--- SET PROBLEM ---
Leaving the pictures aside, transcribe every line below exactly.

■ ■ ■

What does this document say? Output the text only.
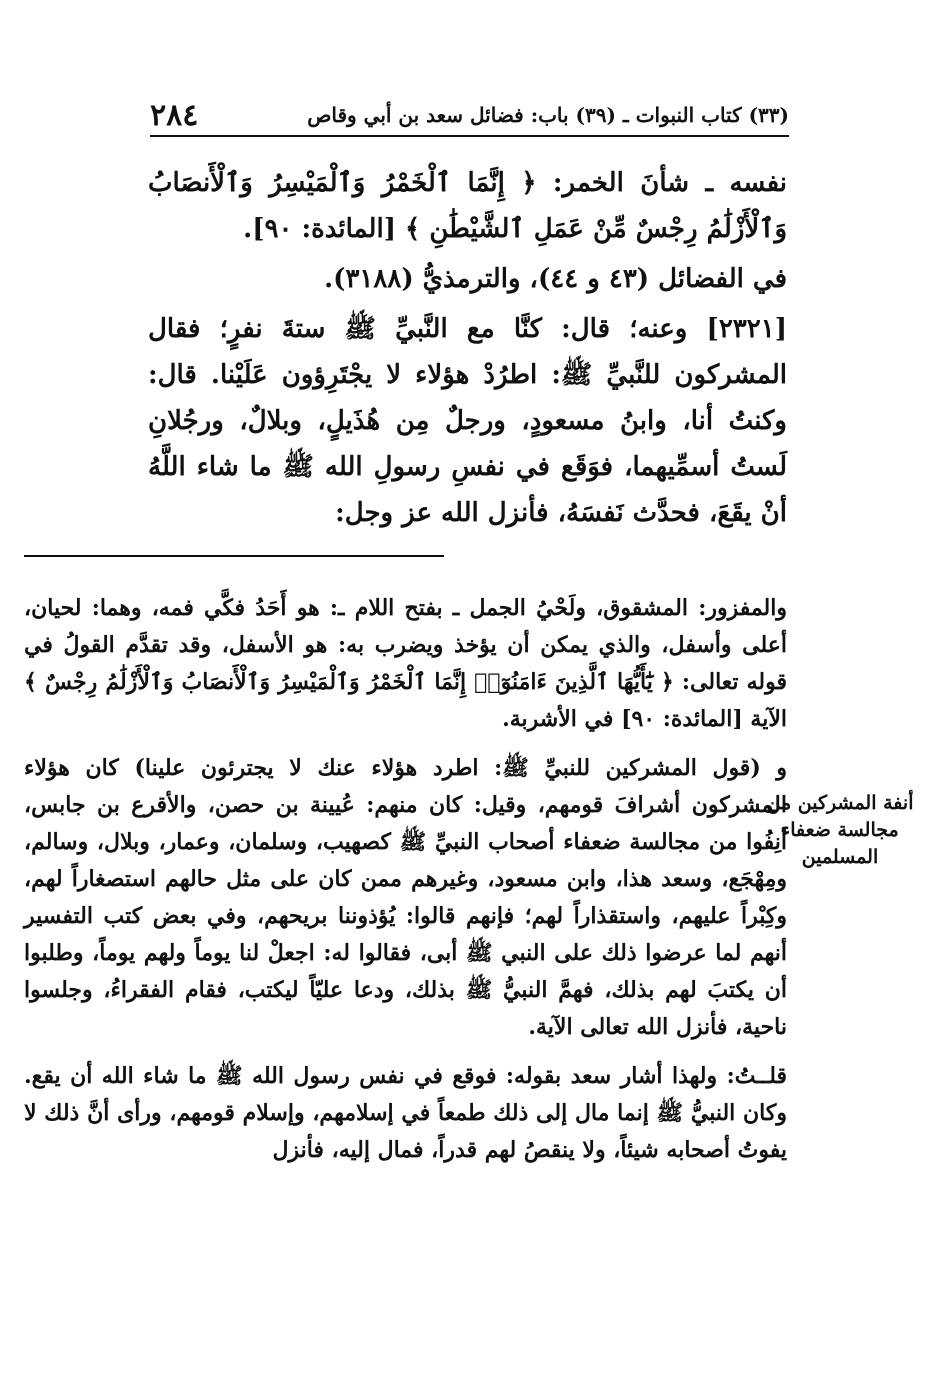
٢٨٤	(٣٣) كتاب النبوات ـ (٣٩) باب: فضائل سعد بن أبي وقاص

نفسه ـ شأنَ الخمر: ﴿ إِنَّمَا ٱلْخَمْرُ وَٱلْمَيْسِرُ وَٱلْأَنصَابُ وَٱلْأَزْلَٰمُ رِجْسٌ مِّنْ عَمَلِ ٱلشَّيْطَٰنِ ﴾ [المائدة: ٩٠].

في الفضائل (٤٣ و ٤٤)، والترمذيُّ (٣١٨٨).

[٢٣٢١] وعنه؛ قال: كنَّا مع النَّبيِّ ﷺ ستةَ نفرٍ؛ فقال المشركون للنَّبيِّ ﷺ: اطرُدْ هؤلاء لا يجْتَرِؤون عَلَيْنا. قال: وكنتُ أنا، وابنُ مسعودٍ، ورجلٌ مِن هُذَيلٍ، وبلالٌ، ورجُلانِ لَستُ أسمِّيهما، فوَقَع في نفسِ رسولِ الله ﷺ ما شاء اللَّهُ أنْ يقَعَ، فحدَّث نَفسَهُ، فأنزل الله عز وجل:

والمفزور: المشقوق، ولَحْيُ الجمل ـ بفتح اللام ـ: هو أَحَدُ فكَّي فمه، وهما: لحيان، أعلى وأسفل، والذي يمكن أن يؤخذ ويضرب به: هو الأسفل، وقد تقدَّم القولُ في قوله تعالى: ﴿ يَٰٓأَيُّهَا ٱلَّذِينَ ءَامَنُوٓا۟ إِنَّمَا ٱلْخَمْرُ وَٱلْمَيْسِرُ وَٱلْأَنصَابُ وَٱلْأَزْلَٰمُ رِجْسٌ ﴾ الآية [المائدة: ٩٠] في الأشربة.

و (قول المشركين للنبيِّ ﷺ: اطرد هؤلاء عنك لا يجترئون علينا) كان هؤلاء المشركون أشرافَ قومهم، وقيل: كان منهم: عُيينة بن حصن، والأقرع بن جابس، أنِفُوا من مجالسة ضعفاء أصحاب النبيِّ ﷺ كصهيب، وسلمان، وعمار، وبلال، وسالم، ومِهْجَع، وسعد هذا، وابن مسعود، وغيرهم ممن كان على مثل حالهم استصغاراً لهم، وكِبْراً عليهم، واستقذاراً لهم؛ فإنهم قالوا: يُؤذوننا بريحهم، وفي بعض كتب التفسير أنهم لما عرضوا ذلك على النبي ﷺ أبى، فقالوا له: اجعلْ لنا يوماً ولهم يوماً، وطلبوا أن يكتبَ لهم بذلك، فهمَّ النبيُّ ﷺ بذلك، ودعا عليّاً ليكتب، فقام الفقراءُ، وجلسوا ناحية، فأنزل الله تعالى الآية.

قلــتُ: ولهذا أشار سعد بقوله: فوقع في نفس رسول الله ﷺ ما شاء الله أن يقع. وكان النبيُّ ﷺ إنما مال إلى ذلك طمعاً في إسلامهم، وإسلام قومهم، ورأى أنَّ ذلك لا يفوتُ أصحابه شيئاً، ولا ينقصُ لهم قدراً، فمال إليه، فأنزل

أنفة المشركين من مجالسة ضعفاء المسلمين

■ ■ ■

--- SOLUTION FOR THIS TASK ---
What does this document say? Output the text only.
٢٨٤	(٣٣) كتاب النبوات ـ (٣٩) باب: فضائل سعد بن أبي وقاص

نفسه ـ شأنَ الخمر: ﴿ إِنَّمَا ٱلْخَمْرُ وَٱلْمَيْسِرُ وَٱلْأَنصَابُ وَٱلْأَزْلَٰمُ رِجْسٌ مِّنْ عَمَلِ ٱلشَّيْطَٰنِ ﴾ [المائدة: ٩٠].

في الفضائل (٤٣ و ٤٤)، والترمذيُّ (٣١٨٨).

[٢٣٢١] وعنه؛ قال: كنَّا مع النَّبيِّ ﷺ ستةَ نفرٍ؛ فقال المشركون للنَّبيِّ ﷺ: اطرُدْ هؤلاء لا يجْتَرِؤون عَلَيْنا. قال: وكنتُ أنا، وابنُ مسعودٍ، ورجلٌ مِن هُذَيلٍ، وبلالٌ، ورجُلانِ لَستُ أسمِّيهما، فوَقَع في نفسِ رسولِ الله ﷺ ما شاء اللَّهُ أنْ يقَعَ، فحدَّث نَفسَهُ، فأنزل الله عز وجل:

والمفزور: المشقوق، ولَحْيُ الجمل ـ بفتح اللام ـ: هو أَحَدُ فكَّي فمه، وهما: لحيان، أعلى وأسفل، والذي يمكن أن يؤخذ ويضرب به: هو الأسفل، وقد تقدَّم القولُ في قوله تعالى: ﴿ يَٰٓأَيُّهَا ٱلَّذِينَ ءَامَنُوٓا۟ إِنَّمَا ٱلْخَمْرُ وَٱلْمَيْسِرُ وَٱلْأَنصَابُ وَٱلْأَزْلَٰمُ رِجْسٌ ﴾ الآية [المائدة: ٩٠] في الأشربة.

و (قول المشركين للنبيِّ ﷺ: اطرد هؤلاء عنك لا يجترئون علينا) كان هؤلاء المشركون أشرافَ قومهم، وقيل: كان منهم: عُيينة بن حصن، والأقرع بن جابس، أنِفُوا من مجالسة ضعفاء أصحاب النبيِّ ﷺ كصهيب، وسلمان، وعمار، وبلال، وسالم، ومِهْجَع، وسعد هذا، وابن مسعود، وغيرهم ممن كان على مثل حالهم استصغاراً لهم، وكِبْراً عليهم، واستقذاراً لهم؛ فإنهم قالوا: يُؤذوننا بريحهم، وفي بعض كتب التفسير أنهم لما عرضوا ذلك على النبي ﷺ أبى، فقالوا له: اجعلْ لنا يوماً ولهم يوماً، وطلبوا أن يكتبَ لهم بذلك، فهمَّ النبيُّ ﷺ بذلك، ودعا عليّاً ليكتب، فقام الفقراءُ، وجلسوا ناحية، فأنزل الله تعالى الآية.

قلــتُ: ولهذا أشار سعد بقوله: فوقع في نفس رسول الله ﷺ ما شاء الله أن يقع. وكان النبيُّ ﷺ إنما مال إلى ذلك طمعاً في إسلامهم، وإسلام قومهم، ورأى أنَّ ذلك لا يفوتُ أصحابه شيئاً، ولا ينقصُ لهم قدراً، فمال إليه، فأنزل

أنفة المشركين من مجالسة ضعفاء المسلمين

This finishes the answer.